- _To do_
Beginning at the line that contains "Extract all readable text from this page.", transcribe the remaining lines of the listing exactly; include the final line and omit everything before.

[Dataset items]
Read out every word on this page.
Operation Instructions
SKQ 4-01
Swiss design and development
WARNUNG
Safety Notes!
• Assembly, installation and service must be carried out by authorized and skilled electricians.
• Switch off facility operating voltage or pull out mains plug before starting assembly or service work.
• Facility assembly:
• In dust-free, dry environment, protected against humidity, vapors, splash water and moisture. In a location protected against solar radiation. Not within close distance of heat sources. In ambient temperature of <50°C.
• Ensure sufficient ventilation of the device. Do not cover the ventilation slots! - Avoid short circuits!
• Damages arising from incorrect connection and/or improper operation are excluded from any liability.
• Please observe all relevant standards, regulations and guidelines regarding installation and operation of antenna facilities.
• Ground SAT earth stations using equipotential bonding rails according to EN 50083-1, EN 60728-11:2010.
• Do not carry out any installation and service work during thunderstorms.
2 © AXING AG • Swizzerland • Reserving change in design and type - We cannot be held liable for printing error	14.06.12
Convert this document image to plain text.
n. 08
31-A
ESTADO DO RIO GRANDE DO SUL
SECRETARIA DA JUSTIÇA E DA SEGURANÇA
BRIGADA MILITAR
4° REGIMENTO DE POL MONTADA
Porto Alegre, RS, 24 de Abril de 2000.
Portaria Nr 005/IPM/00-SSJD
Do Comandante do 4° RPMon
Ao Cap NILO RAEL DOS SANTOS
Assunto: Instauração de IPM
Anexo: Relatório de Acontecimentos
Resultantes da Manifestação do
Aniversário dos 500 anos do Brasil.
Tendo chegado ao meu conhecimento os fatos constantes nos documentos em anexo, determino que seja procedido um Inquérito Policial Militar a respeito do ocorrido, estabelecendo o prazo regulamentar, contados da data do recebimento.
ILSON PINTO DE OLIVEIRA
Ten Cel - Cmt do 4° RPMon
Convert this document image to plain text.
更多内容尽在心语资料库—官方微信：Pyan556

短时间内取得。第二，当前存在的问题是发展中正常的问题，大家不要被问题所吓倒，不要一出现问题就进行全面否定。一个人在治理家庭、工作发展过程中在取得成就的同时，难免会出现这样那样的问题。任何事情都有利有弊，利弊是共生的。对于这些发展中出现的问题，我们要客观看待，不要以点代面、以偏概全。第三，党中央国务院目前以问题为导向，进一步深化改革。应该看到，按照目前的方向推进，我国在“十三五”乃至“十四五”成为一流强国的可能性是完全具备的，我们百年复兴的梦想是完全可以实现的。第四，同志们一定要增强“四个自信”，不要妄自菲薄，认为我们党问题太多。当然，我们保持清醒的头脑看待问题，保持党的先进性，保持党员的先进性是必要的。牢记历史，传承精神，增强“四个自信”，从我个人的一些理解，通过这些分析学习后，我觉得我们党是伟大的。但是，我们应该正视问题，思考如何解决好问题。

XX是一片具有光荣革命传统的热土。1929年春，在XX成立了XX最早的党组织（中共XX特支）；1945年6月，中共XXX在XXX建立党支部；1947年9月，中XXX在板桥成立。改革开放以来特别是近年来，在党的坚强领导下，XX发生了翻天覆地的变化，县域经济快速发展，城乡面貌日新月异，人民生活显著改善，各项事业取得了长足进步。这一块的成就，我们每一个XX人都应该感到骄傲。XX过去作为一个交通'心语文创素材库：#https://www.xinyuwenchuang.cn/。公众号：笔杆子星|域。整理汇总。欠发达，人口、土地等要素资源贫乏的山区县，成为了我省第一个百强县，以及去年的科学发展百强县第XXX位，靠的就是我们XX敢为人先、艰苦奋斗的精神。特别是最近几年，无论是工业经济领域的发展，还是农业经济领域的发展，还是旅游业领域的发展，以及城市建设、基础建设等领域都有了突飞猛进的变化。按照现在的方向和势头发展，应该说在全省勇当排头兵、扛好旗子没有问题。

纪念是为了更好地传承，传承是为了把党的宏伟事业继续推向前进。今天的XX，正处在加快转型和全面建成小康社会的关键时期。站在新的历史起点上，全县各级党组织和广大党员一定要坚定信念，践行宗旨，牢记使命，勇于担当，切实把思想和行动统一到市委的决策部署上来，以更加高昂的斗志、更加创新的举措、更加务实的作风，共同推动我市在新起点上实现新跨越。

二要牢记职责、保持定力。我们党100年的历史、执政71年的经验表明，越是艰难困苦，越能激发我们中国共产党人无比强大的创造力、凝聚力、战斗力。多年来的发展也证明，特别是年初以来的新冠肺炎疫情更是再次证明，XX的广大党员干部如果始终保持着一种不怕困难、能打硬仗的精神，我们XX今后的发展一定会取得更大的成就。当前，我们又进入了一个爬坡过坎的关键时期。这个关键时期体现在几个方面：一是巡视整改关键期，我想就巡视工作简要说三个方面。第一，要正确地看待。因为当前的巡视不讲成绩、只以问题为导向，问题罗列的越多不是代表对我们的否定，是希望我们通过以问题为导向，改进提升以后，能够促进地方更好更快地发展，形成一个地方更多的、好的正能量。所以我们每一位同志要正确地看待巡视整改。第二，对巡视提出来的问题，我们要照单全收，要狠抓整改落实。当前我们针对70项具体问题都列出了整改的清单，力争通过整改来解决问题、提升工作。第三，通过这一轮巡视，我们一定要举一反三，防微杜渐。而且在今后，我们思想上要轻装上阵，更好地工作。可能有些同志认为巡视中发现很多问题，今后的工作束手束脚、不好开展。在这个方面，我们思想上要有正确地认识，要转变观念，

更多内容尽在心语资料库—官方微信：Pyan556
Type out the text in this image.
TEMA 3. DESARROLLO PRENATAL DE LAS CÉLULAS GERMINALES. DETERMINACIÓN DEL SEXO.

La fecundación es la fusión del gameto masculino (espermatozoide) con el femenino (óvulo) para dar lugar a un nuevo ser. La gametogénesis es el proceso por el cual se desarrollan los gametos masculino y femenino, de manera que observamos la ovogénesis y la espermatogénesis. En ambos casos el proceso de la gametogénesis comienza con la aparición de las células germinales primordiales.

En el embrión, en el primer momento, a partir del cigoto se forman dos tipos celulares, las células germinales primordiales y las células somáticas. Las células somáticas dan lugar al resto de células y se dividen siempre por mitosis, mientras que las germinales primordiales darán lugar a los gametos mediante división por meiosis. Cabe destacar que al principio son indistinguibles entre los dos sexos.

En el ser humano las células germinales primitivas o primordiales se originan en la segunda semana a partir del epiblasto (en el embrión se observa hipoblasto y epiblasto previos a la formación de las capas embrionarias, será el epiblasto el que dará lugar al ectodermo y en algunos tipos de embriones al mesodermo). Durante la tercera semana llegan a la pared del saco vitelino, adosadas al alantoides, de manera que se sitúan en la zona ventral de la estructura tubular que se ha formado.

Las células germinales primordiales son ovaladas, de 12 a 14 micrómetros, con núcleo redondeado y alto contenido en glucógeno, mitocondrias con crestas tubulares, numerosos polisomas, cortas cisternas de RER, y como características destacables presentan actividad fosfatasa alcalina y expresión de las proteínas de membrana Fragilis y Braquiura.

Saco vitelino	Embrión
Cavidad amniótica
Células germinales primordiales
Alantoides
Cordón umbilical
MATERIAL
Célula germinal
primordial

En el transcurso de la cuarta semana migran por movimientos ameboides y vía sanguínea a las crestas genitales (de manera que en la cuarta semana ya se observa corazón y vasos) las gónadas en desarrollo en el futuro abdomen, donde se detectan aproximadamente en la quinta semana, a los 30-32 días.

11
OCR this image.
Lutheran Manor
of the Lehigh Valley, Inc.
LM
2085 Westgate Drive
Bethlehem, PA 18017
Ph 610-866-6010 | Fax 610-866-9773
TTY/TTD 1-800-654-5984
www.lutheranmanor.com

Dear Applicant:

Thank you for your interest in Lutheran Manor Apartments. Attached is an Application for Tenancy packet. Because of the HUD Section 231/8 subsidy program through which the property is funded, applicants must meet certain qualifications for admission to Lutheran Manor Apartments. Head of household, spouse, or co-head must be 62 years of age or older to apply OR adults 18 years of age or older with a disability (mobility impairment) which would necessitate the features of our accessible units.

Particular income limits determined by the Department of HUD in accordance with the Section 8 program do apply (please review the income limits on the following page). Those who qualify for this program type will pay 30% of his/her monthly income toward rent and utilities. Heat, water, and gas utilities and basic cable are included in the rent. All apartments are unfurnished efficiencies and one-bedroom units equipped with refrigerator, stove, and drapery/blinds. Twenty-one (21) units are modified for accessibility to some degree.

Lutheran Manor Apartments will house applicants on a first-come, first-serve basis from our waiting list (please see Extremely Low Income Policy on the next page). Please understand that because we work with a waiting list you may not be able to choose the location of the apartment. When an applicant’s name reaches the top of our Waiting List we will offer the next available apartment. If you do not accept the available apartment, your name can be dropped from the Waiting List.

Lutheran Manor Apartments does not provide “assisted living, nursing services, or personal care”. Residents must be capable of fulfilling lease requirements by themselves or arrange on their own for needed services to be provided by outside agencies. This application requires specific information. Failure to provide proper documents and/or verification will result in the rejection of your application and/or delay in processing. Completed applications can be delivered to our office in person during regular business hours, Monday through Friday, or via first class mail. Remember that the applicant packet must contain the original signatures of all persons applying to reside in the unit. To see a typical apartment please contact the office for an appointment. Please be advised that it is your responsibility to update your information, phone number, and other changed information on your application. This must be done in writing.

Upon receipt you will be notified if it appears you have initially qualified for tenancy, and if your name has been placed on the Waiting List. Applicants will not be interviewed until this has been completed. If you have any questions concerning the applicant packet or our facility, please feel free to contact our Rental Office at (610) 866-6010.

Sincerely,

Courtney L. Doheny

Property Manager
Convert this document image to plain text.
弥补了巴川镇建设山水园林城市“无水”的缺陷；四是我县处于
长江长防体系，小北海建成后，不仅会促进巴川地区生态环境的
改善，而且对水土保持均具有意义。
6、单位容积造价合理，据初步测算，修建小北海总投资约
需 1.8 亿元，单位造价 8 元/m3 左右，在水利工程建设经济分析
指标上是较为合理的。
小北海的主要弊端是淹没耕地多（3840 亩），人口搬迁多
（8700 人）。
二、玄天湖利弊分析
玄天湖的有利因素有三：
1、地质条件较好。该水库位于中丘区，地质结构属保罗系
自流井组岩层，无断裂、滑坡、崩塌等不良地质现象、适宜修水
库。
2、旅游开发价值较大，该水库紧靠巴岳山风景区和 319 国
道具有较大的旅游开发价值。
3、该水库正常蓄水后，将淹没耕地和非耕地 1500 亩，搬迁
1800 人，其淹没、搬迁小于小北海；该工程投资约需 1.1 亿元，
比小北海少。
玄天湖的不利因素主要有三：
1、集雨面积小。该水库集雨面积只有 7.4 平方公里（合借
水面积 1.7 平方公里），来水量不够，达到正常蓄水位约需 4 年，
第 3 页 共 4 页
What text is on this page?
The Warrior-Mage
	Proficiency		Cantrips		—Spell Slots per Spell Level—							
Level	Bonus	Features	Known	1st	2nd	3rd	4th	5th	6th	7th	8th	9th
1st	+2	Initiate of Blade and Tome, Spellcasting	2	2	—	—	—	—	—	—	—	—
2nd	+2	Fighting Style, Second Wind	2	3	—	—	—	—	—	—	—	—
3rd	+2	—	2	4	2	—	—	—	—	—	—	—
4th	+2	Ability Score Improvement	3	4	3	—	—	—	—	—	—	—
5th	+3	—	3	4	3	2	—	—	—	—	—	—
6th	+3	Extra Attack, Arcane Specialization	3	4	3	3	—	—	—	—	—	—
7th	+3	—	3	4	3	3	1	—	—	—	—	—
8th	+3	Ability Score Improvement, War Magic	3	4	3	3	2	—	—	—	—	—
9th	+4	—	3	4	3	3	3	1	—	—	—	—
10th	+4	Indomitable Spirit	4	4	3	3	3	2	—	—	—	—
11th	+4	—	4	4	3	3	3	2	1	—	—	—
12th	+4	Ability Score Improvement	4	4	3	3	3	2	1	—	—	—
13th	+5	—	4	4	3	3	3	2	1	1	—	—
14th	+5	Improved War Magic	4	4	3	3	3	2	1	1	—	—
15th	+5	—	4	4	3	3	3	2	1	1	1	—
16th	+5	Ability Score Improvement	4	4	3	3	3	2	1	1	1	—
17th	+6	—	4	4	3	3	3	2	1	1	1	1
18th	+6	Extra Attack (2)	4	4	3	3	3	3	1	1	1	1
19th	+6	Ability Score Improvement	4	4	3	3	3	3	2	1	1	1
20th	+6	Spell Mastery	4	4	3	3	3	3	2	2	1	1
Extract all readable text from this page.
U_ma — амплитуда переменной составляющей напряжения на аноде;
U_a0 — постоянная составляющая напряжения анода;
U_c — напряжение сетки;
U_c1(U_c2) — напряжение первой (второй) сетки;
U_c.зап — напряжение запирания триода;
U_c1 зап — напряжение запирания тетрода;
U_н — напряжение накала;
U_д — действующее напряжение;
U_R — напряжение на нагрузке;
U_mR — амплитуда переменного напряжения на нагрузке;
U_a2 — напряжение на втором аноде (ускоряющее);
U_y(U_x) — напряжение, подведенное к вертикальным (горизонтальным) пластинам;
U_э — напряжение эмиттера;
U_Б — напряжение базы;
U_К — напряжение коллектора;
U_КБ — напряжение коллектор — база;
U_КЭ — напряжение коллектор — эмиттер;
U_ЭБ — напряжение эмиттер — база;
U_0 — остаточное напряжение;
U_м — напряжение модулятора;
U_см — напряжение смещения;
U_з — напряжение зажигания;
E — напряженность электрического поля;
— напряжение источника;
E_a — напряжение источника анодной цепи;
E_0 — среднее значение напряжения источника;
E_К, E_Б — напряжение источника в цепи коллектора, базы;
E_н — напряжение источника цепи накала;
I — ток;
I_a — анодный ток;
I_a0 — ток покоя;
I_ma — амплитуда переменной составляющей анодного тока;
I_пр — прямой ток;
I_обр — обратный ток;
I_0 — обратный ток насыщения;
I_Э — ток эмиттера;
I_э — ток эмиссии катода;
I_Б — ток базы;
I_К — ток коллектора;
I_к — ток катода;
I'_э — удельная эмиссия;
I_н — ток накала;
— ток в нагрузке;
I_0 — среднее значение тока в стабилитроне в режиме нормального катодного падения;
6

- _Solution to this task_
Extract all readable text from this page.
U_ma — амплитуда переменной составляющей напряжения на аноде;
U_a0 — постоянная составляющая напряжения анода;
U_c — напряжение сетки;
U_c1(U_c2) — напряжение первой (второй) сетки;
U_c.зап — напряжение запирания триода;
U_c1 зап — напряжение запирания тетрода;
U_н — напряжение накала;
U_д — действующее напряжение;
U_R — напряжение на нагрузке;
U_mR — амплитуда переменного напряжения на нагрузке;
U_a2 — напряжение на втором аноде (ускоряющее);
U_y(U_x) — напряжение, подведенное к вертикальным (горизонтальным) пластинам;
U_э — напряжение эмиттера;
U_Б — напряжение базы;
U_К — напряжение коллектора;
U_КБ — напряжение коллектор — база;
U_КЭ — напряжение коллектор — эмиттер;
U_ЭБ — напряжение эмиттер — база;
U_0 — остаточное напряжение;
U_м — напряжение модулятора;
U_см — напряжение смещения;
U_з — напряжение зажигания;
E — напряженность электрического поля;
— напряжение источника;
E_a — напряжение источника анодной цепи;
E_0 — среднее значение напряжения источника;
E_К, E_Б — напряжение источника в цепи коллектора, базы;
E_н — напряжение источника цепи накала;
I — ток;
I_a — анодный ток;
I_a0 — ток покоя;
I_ma — амплитуда переменной составляющей анодного тока;
I_пр — прямой ток;
I_обр — обратный ток;
I_0 — обратный ток насыщения;
I_Э — ток эмиттера;
I_э — ток эмиссии катода;
I_Б — ток базы;
I_К — ток коллектора;
I_к — ток катода;
I'_э — удельная эмиссия;
I_н — ток накала;
— ток в нагрузке;
I_0 — среднее значение тока в стабилитроне в режиме нормального катодного падения;
6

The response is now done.